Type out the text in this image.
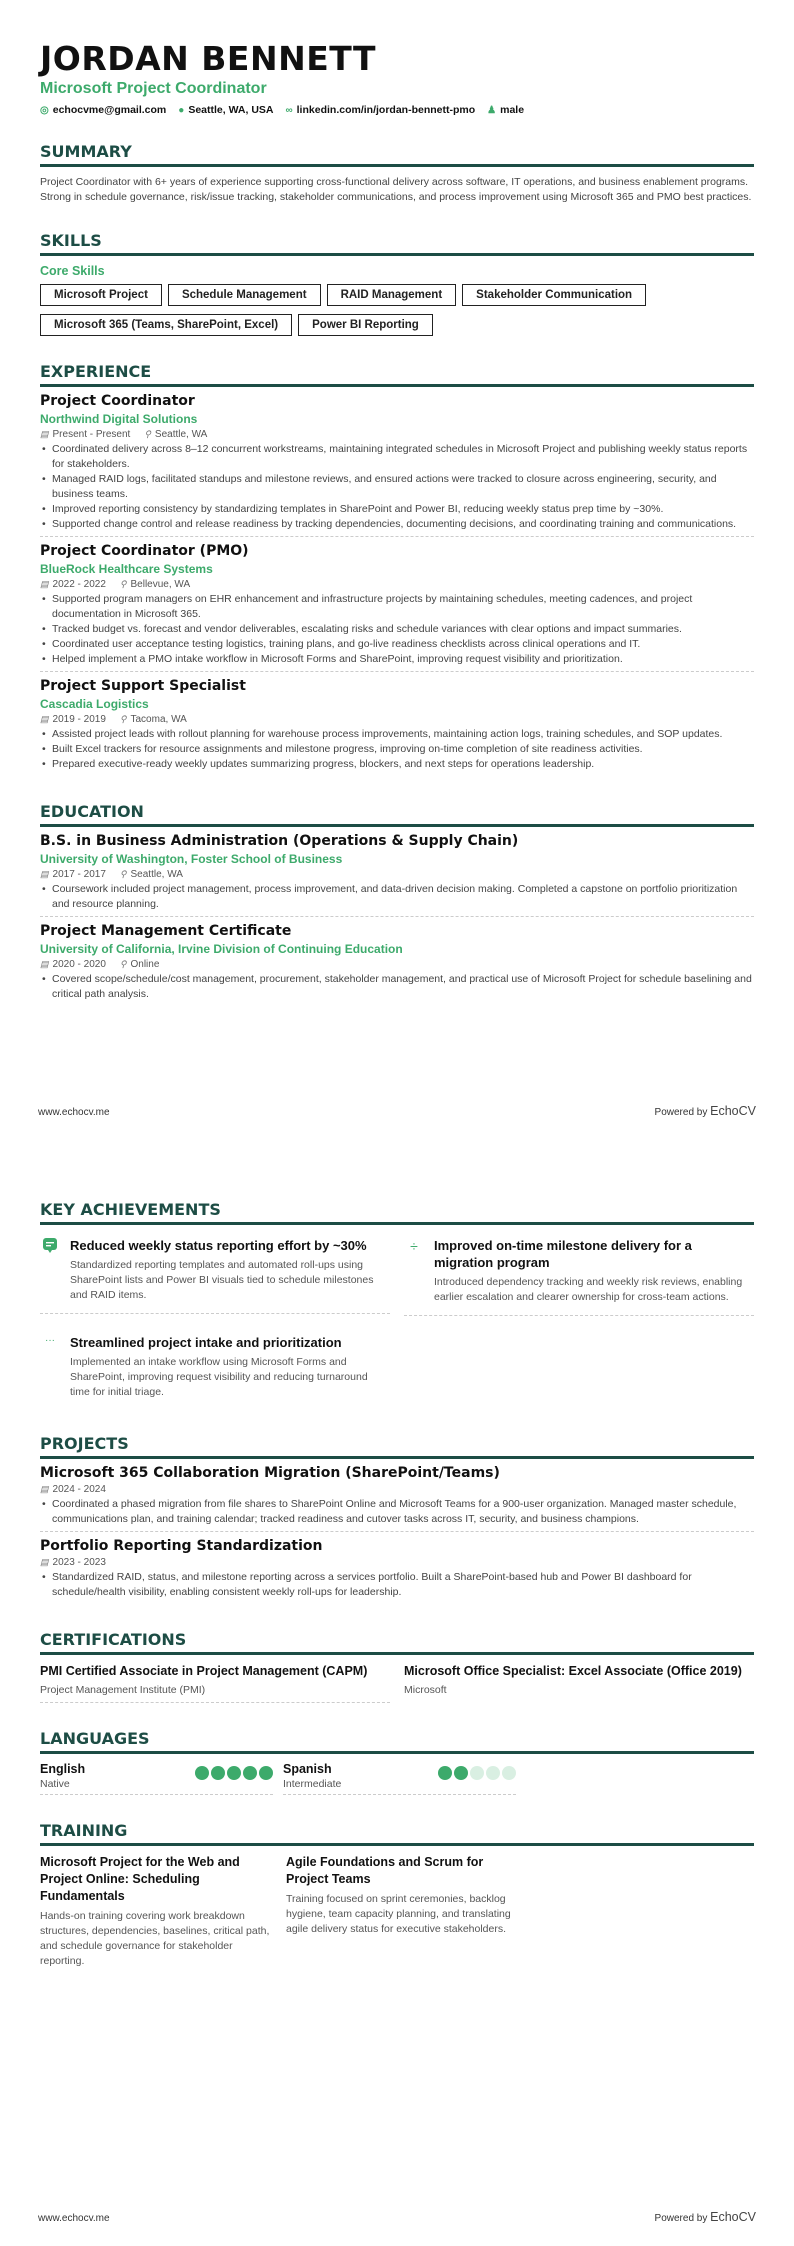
JORDAN BENNETT
Microsoft Project Coordinator
◎ echocvme@gmail.com ● Seattle, WA, USA ∞ linkedin.com/in/jordan-bennett-pmo ♟ male
SUMMARY
Project Coordinator with 6+ years of experience supporting cross-functional delivery across software, IT operations, and business enablement programs. Strong in schedule governance, risk/issue tracking, stakeholder communications, and process improvement using Microsoft 365 and PMO best practices.
SKILLS
Core Skills
Microsoft Project	Schedule Management	RAID Management	Stakeholder Communication
Microsoft 365 (Teams, SharePoint, Excel)	Power BI Reporting
EXPERIENCE
Project Coordinator
Northwind Digital Solutions
▤ Present - Present ⚲ Seattle, WA
• Coordinated delivery across 8–12 concurrent workstreams, maintaining integrated schedules in Microsoft Project and publishing weekly status reports for stakeholders.
• Managed RAID logs, facilitated standups and milestone reviews, and ensured actions were tracked to closure across engineering, security, and business teams.
• Improved reporting consistency by standardizing templates in SharePoint and Power BI, reducing weekly status prep time by ~30%.
• Supported change control and release readiness by tracking dependencies, documenting decisions, and coordinating training and communications.
Project Coordinator (PMO)
BlueRock Healthcare Systems
▤ 2022 - 2022 ⚲ Bellevue, WA
• Supported program managers on EHR enhancement and infrastructure projects by maintaining schedules, meeting cadences, and project documentation in Microsoft 365.
• Tracked budget vs. forecast and vendor deliverables, escalating risks and schedule variances with clear options and impact summaries.
• Coordinated user acceptance testing logistics, training plans, and go-live readiness checklists across clinical operations and IT.
• Helped implement a PMO intake workflow in Microsoft Forms and SharePoint, improving request visibility and prioritization.
Project Support Specialist
Cascadia Logistics
▤ 2019 - 2019 ⚲ Tacoma, WA
• Assisted project leads with rollout planning for warehouse process improvements, maintaining action logs, training schedules, and SOP updates.
• Built Excel trackers for resource assignments and milestone progress, improving on-time completion of site readiness activities.
• Prepared executive-ready weekly updates summarizing progress, blockers, and next steps for operations leadership.
EDUCATION
B.S. in Business Administration (Operations & Supply Chain)
University of Washington, Foster School of Business
▤ 2017 - 2017 ⚲ Seattle, WA
• Coursework included project management, process improvement, and data-driven decision making. Completed a capstone on portfolio prioritization and resource planning.
Project Management Certificate
University of California, Irvine Division of Continuing Education
▤ 2020 - 2020 ⚲ Online
• Covered scope/schedule/cost management, procurement, stakeholder management, and practical use of Microsoft Project for schedule baselining and critical path analysis.
www.echocv.me	Powered by EchoCV
KEY ACHIEVEMENTS
Reduced weekly status reporting effort by ~30%
Standardized reporting templates and automated roll-ups using SharePoint lists and Power BI visuals tied to schedule milestones and RAID items.
÷	Improved on-time milestone delivery for a migration program
Introduced dependency tracking and weekly risk reviews, enabling earlier escalation and clearer ownership for cross-team actions.
···	Streamlined project intake and prioritization
Implemented an intake workflow using Microsoft Forms and SharePoint, improving request visibility and reducing turnaround time for initial triage.
PROJECTS
Microsoft 365 Collaboration Migration (SharePoint/Teams)
▤ 2024 - 2024
• Coordinated a phased migration from file shares to SharePoint Online and Microsoft Teams for a 900-user organization. Managed master schedule, communications plan, and training calendar; tracked readiness and cutover tasks across IT, security, and business champions.
Portfolio Reporting Standardization
▤ 2023 - 2023
• Standardized RAID, status, and milestone reporting across a services portfolio. Built a SharePoint-based hub and Power BI dashboard for schedule/health visibility, enabling consistent weekly roll-ups for leadership.
CERTIFICATIONS
PMI Certified Associate in Project Management (CAPM)
Project Management Institute (PMI)
Microsoft Office Specialist: Excel Associate (Office 2019)
Microsoft
LANGUAGES
English
Native
Spanish
Intermediate
TRAINING
Microsoft Project for the Web and Project Online: Scheduling Fundamentals
Hands-on training covering work breakdown structures, dependencies, baselines, critical path, and schedule governance for stakeholder reporting.
Agile Foundations and Scrum for Project Teams
Training focused on sprint ceremonies, backlog hygiene, team capacity planning, and translating agile delivery status for executive stakeholders.
www.echocv.me	Powered by EchoCV
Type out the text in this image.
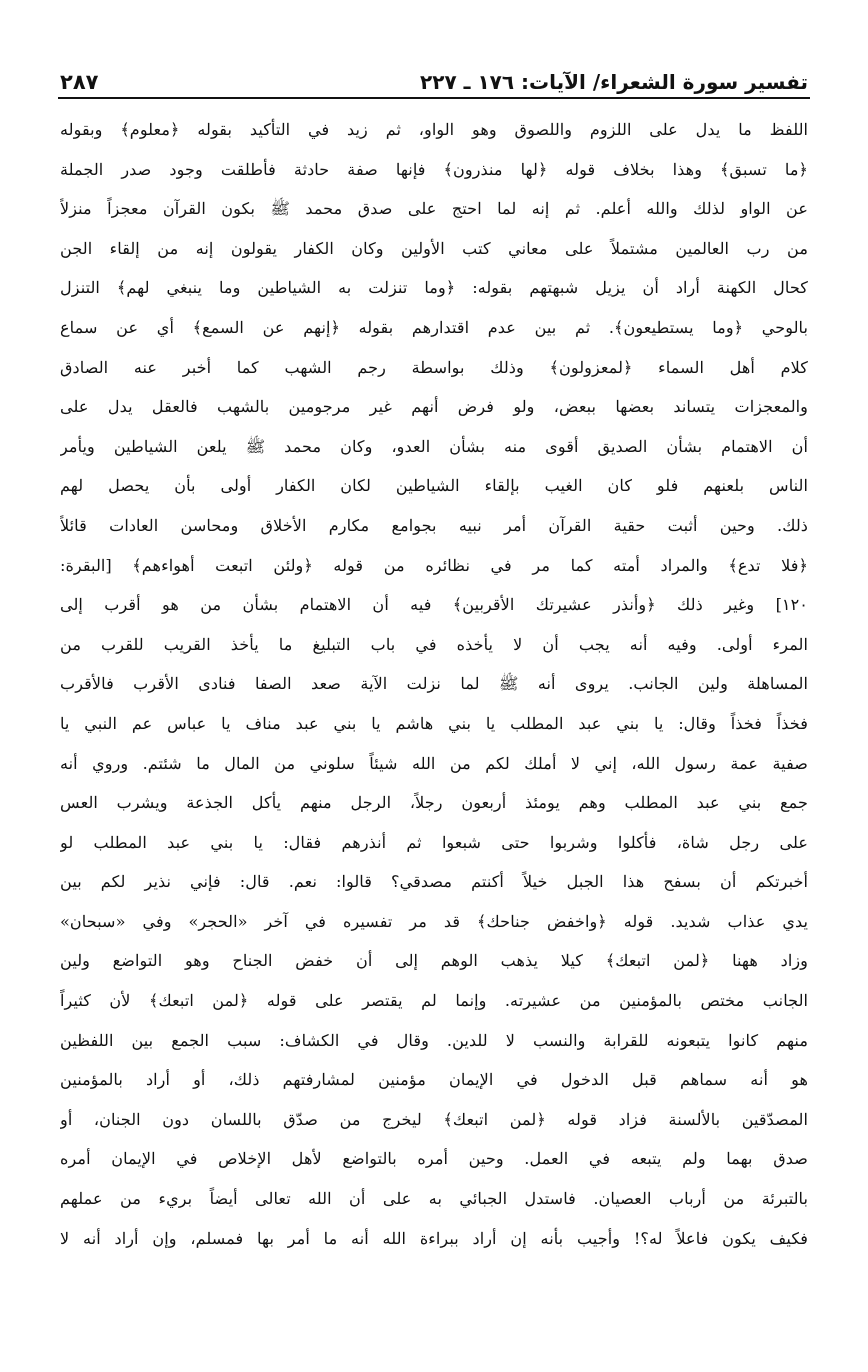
تفسير سورة الشعراء/ الآيات: ١٧٦ ـ ٢٢٧
٢٨٧
اللفظ ما يدل على اللزوم واللصوق وهو الواو، ثم زيد في التأكيد بقوله ﴿معلوم﴾ وبقوله
﴿ما تسبق﴾ وهذا بخلاف قوله ﴿لها منذرون﴾ فإنها صفة حادثة فأطلقت وجود صدر الجملة
عن الواو لذلك والله أعلم. ثم إنه لما احتج على صدق محمد ﷺ بكون القرآن معجزاً منزلاً
من رب العالمين مشتملاً على معاني كتب الأولين وكان الكفار يقولون إنه من إلقاء الجن
كحال الكهنة أراد أن يزيل شبهتهم بقوله: ﴿وما تنزلت به الشياطين وما ينبغي لهم﴾ التنزل
بالوحي ﴿وما يستطيعون﴾. ثم بين عدم اقتدارهم بقوله ﴿إنهم عن السمع﴾ أي عن سماع
كلام أهل السماء ﴿لمعزولون﴾ وذلك بواسطة رجم الشهب كما أخبر عنه الصادق
والمعجزات يتساند بعضها ببعض، ولو فرض أنهم غير مرجومين بالشهب فالعقل يدل على
أن الاهتمام بشأن الصديق أقوى منه بشأن العدو، وكان محمد ﷺ يلعن الشياطين ويأمر
الناس بلعنهم فلو كان الغيب بإلقاء الشياطين لكان الكفار أولى بأن يحصل لهم
ذلك. وحين أثبت حقية القرآن أمر نبيه بجوامع مكارم الأخلاق ومحاسن العادات قائلاً
﴿فلا تدع﴾ والمراد أمته كما مر في نظائره من قوله ﴿ولئن اتبعت أهواءهم﴾ [البقرة:
١٢٠] وغير ذلك ﴿وأنذر عشيرتك الأقربين﴾ فيه أن الاهتمام بشأن من هو أقرب إلى
المرء أولى. وفيه أنه يجب أن لا يأخذه في باب التبليغ ما يأخذ القريب للقرب من
المساهلة ولين الجانب. يروى أنه ﷺ لما نزلت الآية صعد الصفا فنادى الأقرب فالأقرب
فخذاً فخذاً وقال: يا بني عبد المطلب يا بني هاشم يا بني عبد مناف يا عباس عم النبي يا
صفية عمة رسول الله، إني لا أملك لكم من الله شيئاً سلوني من المال ما شئتم. وروي أنه
جمع بني عبد المطلب وهم يومئذ أربعون رجلاً، الرجل منهم يأكل الجذعة ويشرب العس
على رجل شاة، فأكلوا وشربوا حتى شبعوا ثم أنذرهم فقال: يا بني عبد المطلب لو
أخبرتكم أن بسفح هذا الجبل خيلاً أكنتم مصدقي؟ قالوا: نعم. قال: فإني نذير لكم بين
يدي عذاب شديد. قوله ﴿واخفض جناحك﴾ قد مر تفسيره في آخر «الحجر» وفي «سبحان»
وزاد ههنا ﴿لمن اتبعك﴾ كيلا يذهب الوهم إلى أن خفض الجناح وهو التواضع ولين
الجانب مختص بالمؤمنين من عشيرته. وإنما لم يقتصر على قوله ﴿لمن اتبعك﴾ لأن كثيراً
منهم كانوا يتبعونه للقرابة والنسب لا للدين. وقال في الكشاف: سبب الجمع بين اللفظين
هو أنه سماهم قبل الدخول في الإيمان مؤمنين لمشارفتهم ذلك، أو أراد بالمؤمنين
المصدّقين بالألسنة فزاد قوله ﴿لمن اتبعك﴾ ليخرج من صدّق باللسان دون الجنان، أو
صدق بهما ولم يتبعه في العمل. وحين أمره بالتواضع لأهل الإخلاص في الإيمان أمره
بالتبرئة من أرباب العصيان. فاستدل الجبائي به على أن الله تعالى أيضاً بريء من عملهم
فكيف يكون فاعلاً له؟! وأجيب بأنه إن أراد ببراءة الله أنه ما أمر بها فمسلم، وإن أراد أنه لا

#####

__EXERCISE DESCRIPTION__:
Work out how many lines of the data above hold the word "resource", and write only the count.

__PROBLEM SOLUTION__:
2